> TASK TO COMPLETE: Among the entries below, copy every line that carries the word "Number".

> DATASET RECORDS:
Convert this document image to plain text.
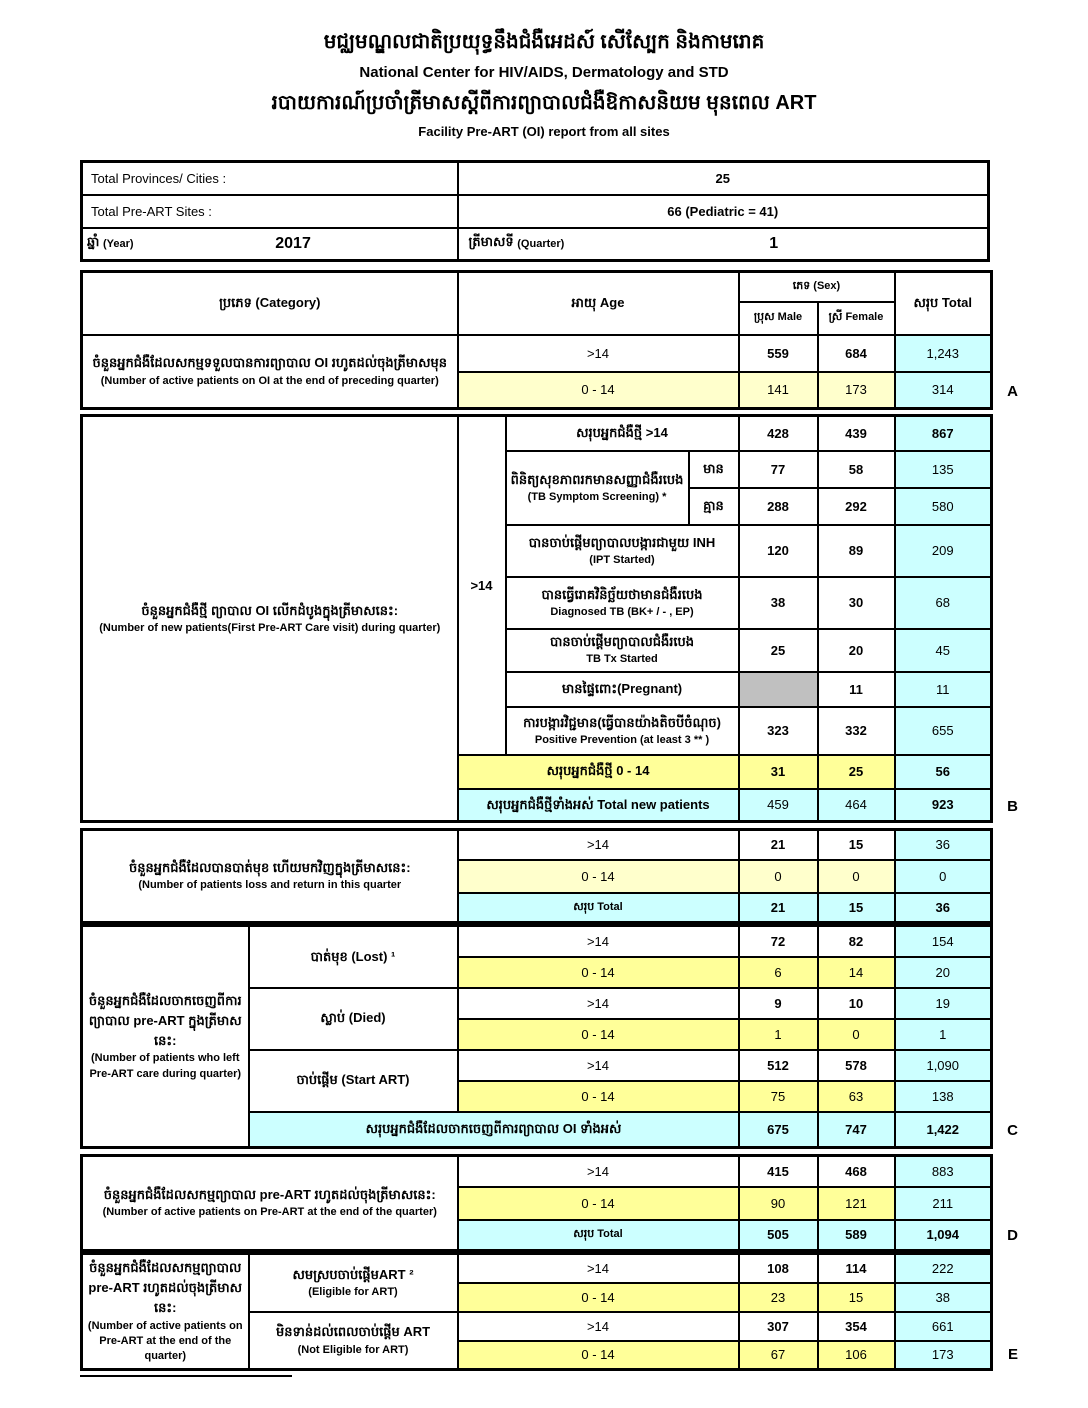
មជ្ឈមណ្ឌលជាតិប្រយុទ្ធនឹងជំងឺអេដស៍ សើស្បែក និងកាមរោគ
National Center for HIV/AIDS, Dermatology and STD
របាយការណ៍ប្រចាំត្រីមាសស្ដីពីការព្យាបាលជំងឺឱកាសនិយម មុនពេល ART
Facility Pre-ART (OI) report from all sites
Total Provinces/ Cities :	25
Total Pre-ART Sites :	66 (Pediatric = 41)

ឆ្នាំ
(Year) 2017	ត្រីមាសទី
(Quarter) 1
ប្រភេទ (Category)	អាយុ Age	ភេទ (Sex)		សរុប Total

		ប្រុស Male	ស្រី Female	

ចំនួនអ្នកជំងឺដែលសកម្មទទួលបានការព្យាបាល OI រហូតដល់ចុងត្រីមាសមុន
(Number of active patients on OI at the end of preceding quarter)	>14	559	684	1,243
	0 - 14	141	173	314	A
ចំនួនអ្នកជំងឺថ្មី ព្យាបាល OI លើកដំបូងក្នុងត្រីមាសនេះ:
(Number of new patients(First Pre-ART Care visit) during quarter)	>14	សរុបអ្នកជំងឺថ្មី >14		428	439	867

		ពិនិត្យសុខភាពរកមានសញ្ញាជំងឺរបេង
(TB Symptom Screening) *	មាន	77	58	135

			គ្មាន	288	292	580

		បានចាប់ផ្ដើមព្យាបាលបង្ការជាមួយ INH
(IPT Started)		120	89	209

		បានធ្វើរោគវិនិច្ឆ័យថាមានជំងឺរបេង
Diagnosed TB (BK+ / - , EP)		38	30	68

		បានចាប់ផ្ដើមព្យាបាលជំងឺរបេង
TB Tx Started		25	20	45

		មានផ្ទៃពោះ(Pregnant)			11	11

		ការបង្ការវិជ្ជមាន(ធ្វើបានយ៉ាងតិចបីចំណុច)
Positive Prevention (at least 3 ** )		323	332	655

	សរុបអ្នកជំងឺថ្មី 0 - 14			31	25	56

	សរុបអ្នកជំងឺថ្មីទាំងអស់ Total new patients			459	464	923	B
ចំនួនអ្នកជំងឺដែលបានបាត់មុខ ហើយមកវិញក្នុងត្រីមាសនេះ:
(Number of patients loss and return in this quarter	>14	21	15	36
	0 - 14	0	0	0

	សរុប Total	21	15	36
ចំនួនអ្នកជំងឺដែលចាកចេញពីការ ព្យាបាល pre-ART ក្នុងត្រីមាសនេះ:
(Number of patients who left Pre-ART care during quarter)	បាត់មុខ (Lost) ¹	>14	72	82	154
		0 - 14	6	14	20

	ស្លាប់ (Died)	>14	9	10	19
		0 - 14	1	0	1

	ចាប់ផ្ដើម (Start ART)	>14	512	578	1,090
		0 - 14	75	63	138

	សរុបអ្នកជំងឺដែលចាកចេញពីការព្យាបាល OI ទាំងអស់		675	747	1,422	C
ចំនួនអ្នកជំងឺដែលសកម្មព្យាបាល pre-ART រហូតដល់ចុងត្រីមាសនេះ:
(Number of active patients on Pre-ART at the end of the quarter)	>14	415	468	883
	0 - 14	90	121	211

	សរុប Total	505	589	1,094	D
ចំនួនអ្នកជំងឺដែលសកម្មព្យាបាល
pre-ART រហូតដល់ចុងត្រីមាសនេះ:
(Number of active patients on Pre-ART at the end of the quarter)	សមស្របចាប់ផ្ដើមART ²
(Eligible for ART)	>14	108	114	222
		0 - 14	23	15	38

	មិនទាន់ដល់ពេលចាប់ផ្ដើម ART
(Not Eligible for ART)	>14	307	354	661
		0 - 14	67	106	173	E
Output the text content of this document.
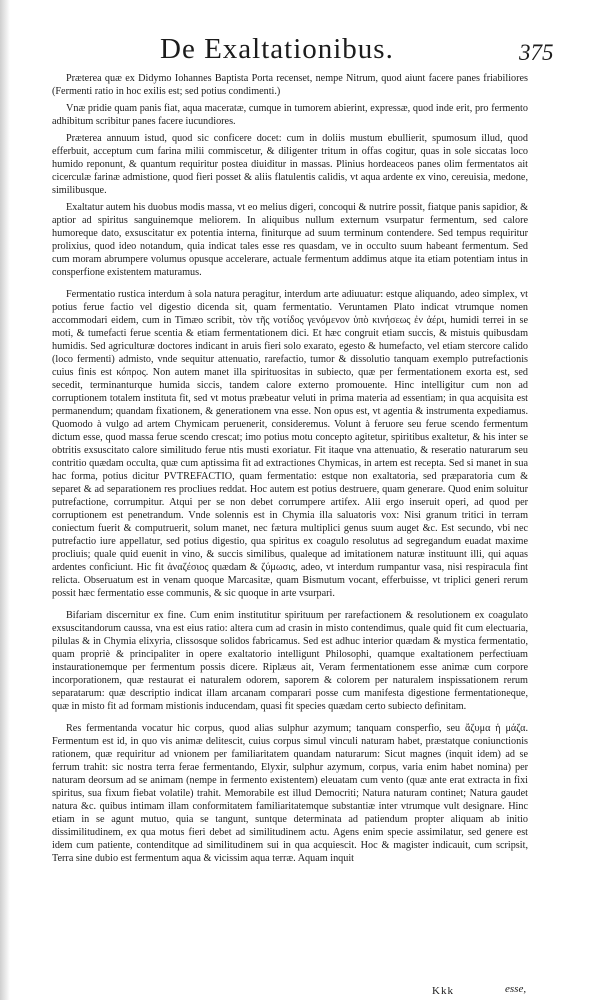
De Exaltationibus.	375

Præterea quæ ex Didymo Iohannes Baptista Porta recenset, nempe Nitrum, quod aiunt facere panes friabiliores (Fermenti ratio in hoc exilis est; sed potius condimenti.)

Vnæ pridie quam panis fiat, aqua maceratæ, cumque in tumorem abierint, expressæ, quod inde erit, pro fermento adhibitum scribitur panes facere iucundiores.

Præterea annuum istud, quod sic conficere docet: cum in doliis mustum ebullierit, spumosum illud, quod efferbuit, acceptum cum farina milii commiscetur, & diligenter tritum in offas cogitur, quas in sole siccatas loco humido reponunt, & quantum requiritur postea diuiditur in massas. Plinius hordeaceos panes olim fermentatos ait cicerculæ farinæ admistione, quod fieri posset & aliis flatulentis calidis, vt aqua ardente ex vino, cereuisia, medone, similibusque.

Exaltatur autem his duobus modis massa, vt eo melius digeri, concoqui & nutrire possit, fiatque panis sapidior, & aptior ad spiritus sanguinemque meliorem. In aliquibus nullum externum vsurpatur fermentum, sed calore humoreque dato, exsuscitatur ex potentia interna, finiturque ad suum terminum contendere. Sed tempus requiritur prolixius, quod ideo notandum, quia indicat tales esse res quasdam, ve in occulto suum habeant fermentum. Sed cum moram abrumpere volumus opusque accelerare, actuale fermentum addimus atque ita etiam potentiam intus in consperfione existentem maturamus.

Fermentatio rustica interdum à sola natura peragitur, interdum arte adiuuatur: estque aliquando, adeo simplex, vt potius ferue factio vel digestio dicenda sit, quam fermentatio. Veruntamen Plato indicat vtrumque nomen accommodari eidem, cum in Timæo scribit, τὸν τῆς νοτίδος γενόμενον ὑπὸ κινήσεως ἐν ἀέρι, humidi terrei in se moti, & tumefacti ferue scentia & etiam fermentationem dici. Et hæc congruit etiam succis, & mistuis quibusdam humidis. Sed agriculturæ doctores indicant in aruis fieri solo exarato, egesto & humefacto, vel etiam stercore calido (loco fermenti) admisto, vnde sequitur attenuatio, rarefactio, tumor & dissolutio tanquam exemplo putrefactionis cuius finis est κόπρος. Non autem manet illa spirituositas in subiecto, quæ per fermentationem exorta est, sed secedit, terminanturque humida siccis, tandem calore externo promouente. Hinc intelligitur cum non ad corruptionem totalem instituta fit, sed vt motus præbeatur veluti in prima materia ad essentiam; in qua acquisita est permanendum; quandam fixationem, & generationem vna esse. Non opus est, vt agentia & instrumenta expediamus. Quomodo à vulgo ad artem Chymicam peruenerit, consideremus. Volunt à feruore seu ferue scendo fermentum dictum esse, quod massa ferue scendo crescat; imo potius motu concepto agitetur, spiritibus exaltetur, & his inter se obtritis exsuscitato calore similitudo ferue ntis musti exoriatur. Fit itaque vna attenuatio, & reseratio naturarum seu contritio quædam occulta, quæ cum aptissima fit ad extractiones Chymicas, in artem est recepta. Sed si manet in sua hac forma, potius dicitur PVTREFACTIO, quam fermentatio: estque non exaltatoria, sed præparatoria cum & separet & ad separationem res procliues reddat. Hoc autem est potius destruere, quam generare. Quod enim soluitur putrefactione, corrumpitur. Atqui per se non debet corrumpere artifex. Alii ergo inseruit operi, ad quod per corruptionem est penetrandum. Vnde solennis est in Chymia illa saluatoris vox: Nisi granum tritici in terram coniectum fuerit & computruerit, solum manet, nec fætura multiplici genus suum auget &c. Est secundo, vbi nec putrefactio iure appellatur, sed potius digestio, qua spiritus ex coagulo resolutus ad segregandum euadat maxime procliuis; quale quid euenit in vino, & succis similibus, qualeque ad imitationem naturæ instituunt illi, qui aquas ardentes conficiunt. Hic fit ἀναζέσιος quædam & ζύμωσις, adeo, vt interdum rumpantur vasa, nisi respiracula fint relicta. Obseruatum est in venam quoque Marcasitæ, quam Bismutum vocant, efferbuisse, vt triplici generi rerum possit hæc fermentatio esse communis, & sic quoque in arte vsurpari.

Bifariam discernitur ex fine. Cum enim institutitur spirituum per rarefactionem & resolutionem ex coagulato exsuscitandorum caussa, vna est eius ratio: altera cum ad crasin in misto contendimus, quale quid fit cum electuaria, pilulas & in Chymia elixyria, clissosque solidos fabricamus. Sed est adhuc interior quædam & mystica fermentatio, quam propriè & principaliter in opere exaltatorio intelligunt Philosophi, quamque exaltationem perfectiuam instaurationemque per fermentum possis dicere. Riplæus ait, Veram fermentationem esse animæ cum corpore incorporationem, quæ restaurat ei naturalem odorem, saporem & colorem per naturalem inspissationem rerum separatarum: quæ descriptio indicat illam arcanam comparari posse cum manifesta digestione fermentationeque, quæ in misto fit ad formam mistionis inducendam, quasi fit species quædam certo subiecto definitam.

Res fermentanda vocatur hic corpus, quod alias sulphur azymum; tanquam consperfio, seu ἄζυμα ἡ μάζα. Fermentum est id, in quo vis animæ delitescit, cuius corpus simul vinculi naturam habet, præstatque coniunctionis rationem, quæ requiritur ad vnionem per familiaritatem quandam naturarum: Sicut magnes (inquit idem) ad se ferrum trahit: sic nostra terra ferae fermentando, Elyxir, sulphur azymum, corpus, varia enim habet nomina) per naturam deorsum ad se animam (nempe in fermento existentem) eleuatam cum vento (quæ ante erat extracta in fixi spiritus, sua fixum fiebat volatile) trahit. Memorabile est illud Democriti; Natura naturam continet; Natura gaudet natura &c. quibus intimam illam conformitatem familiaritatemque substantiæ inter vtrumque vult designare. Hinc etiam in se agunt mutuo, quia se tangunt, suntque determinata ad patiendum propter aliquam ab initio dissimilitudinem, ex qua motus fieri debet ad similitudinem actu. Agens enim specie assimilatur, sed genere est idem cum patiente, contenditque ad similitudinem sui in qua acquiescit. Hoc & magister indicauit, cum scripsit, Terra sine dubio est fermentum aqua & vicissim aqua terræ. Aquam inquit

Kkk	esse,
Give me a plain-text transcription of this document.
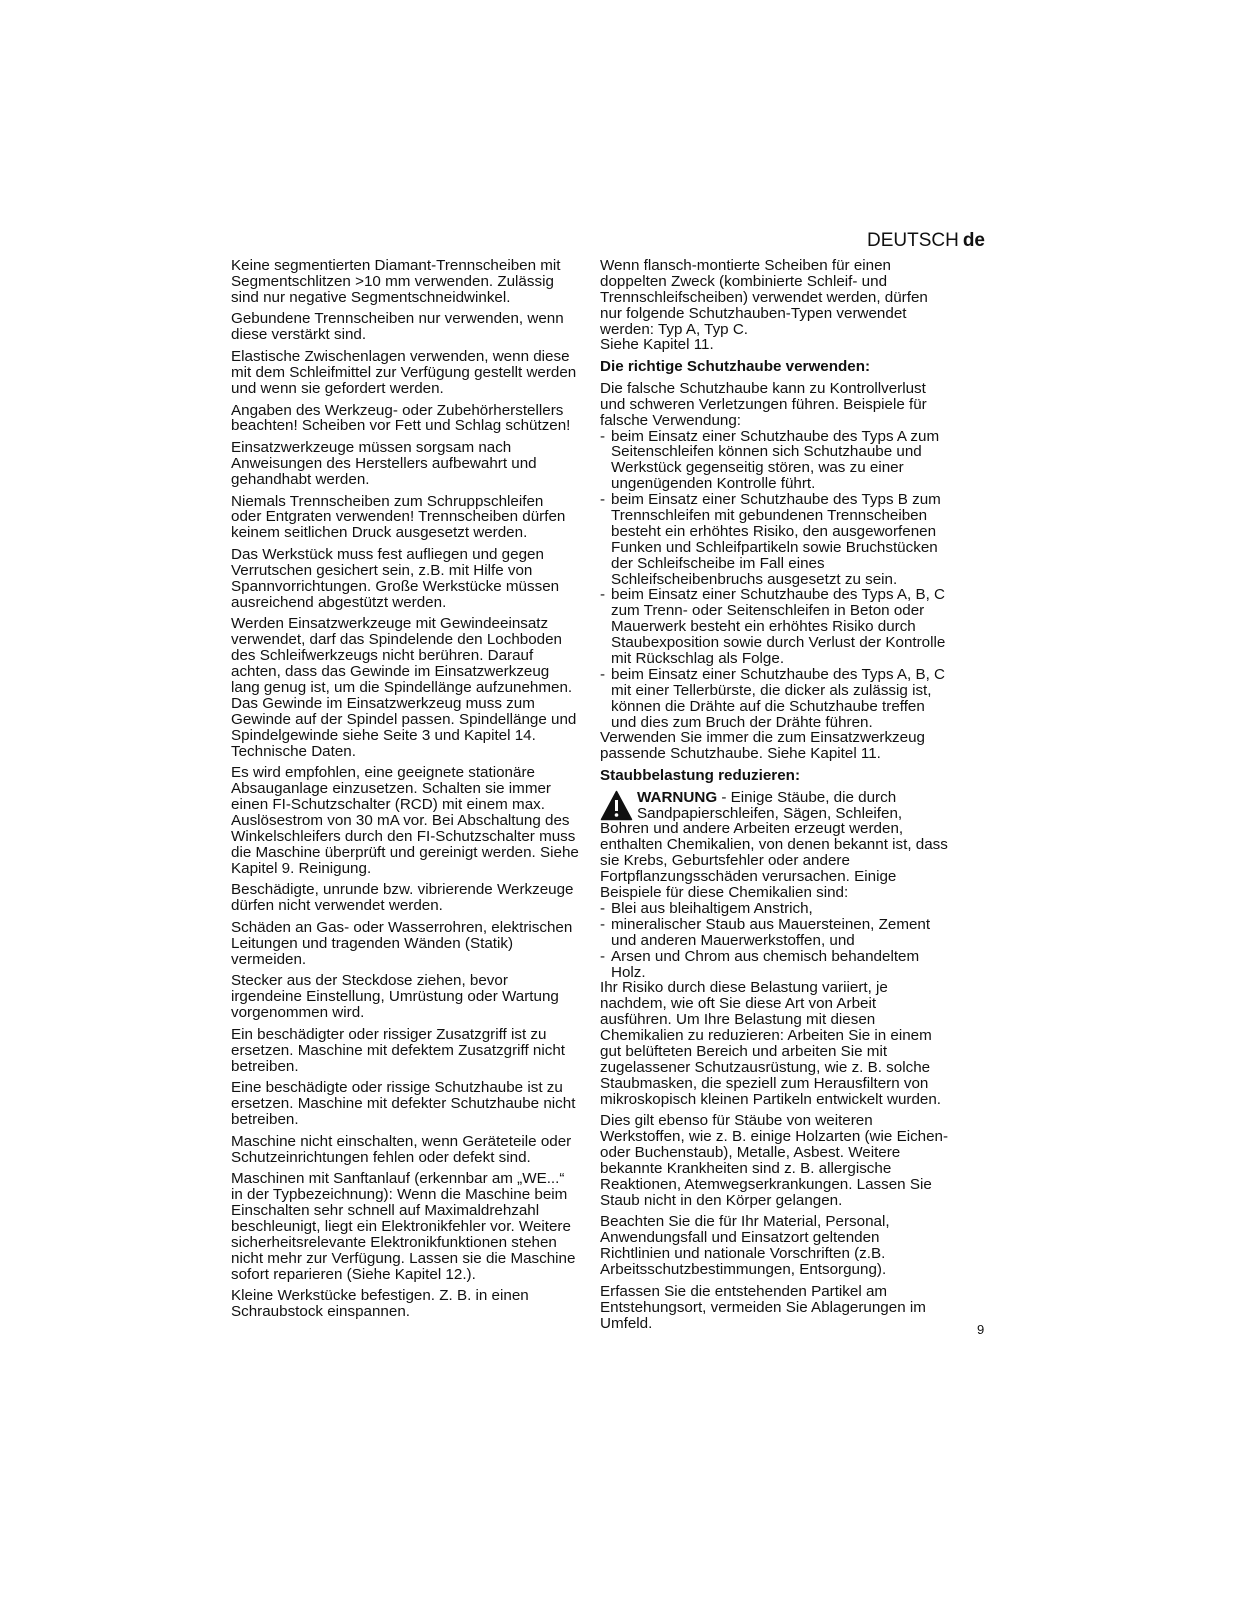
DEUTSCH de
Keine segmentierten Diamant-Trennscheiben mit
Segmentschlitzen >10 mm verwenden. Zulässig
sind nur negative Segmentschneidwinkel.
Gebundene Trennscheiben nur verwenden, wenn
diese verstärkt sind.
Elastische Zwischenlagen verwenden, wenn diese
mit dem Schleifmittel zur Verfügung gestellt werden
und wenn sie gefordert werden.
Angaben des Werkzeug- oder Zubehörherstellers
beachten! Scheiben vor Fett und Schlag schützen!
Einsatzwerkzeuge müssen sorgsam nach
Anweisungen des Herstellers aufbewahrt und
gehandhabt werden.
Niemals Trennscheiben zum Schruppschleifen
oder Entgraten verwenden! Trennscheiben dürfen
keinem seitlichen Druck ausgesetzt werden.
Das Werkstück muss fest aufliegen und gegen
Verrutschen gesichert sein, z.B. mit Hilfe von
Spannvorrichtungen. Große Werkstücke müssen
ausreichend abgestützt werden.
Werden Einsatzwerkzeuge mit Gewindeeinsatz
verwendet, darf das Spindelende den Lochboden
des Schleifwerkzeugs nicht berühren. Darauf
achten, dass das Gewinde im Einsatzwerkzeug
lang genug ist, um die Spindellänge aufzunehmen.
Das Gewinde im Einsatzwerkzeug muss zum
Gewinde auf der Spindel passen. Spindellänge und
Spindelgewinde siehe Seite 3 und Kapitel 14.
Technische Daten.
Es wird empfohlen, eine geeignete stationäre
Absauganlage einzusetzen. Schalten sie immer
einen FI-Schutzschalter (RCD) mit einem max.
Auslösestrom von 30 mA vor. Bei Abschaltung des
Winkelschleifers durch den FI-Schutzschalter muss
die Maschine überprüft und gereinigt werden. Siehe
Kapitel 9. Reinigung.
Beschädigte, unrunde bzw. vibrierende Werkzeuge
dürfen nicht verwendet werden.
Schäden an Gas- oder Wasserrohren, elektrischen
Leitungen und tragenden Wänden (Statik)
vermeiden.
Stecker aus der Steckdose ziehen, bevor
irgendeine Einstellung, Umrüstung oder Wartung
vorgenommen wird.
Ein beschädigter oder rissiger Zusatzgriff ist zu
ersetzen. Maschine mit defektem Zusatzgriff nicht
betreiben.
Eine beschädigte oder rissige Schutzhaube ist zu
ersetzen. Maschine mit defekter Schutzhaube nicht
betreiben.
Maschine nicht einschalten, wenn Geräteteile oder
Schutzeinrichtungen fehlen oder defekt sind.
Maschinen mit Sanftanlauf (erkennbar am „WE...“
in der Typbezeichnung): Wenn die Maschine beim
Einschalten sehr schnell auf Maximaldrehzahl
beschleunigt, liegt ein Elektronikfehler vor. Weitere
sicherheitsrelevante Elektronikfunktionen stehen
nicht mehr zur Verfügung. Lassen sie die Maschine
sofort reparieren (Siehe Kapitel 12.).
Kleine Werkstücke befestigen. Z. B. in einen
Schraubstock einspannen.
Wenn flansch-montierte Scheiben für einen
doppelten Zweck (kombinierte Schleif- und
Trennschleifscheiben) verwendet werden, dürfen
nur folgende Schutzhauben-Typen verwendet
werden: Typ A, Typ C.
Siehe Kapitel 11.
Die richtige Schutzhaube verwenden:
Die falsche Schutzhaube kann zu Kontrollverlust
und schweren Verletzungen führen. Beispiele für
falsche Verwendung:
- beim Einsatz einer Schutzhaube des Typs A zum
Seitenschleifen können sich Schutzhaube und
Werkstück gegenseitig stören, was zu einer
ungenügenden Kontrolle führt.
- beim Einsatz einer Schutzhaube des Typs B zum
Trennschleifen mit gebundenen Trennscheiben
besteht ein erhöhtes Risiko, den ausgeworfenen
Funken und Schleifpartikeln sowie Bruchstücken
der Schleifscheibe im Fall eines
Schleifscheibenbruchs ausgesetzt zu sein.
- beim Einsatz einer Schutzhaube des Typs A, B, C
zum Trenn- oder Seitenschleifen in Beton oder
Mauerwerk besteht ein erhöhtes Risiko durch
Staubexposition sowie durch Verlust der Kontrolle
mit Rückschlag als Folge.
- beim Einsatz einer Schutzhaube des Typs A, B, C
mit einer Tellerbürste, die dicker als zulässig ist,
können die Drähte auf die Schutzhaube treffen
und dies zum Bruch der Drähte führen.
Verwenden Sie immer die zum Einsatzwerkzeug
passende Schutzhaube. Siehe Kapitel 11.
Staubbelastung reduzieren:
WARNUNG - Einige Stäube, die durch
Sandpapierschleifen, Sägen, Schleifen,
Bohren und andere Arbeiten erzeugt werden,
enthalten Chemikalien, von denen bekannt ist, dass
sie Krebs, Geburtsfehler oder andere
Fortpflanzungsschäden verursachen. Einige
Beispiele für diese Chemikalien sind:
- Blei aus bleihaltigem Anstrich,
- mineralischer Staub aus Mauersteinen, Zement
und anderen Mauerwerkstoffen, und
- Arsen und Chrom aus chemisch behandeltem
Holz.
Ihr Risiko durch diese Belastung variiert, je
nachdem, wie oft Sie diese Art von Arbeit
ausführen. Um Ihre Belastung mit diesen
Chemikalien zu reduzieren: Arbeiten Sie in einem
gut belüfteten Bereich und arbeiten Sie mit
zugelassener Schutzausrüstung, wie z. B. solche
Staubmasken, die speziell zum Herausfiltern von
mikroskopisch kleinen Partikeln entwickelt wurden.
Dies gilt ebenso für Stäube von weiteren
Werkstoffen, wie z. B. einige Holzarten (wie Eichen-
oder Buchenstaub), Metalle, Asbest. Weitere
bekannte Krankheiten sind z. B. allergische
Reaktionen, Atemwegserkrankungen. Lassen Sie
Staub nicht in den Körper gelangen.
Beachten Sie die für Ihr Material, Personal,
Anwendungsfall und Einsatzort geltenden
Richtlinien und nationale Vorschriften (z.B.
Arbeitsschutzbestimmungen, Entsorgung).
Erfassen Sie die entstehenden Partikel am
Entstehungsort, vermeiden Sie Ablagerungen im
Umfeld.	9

> EXERCISE RESPONSE:
(Number of active patients on OI at the end of preceding quarter)	>14	559	684	1,243
(Number of new patients(First Pre-ART Care visit) during quarter)	>14	សរុបអ្នកជំងឺថ្មី >14		428	439	867
(Number of patients loss and return in this quarter	>14	21	15	36
(Number of patients who left Pre-ART care during quarter)	បាត់មុខ (Lost) ¹	>14	72	82	154
(Number of active patients on Pre-ART at the end of the quarter)	>14	415	468	883
(Number of active patients on Pre-ART at the end of the quarter)	សមស្របចាប់ផ្ដើមART ²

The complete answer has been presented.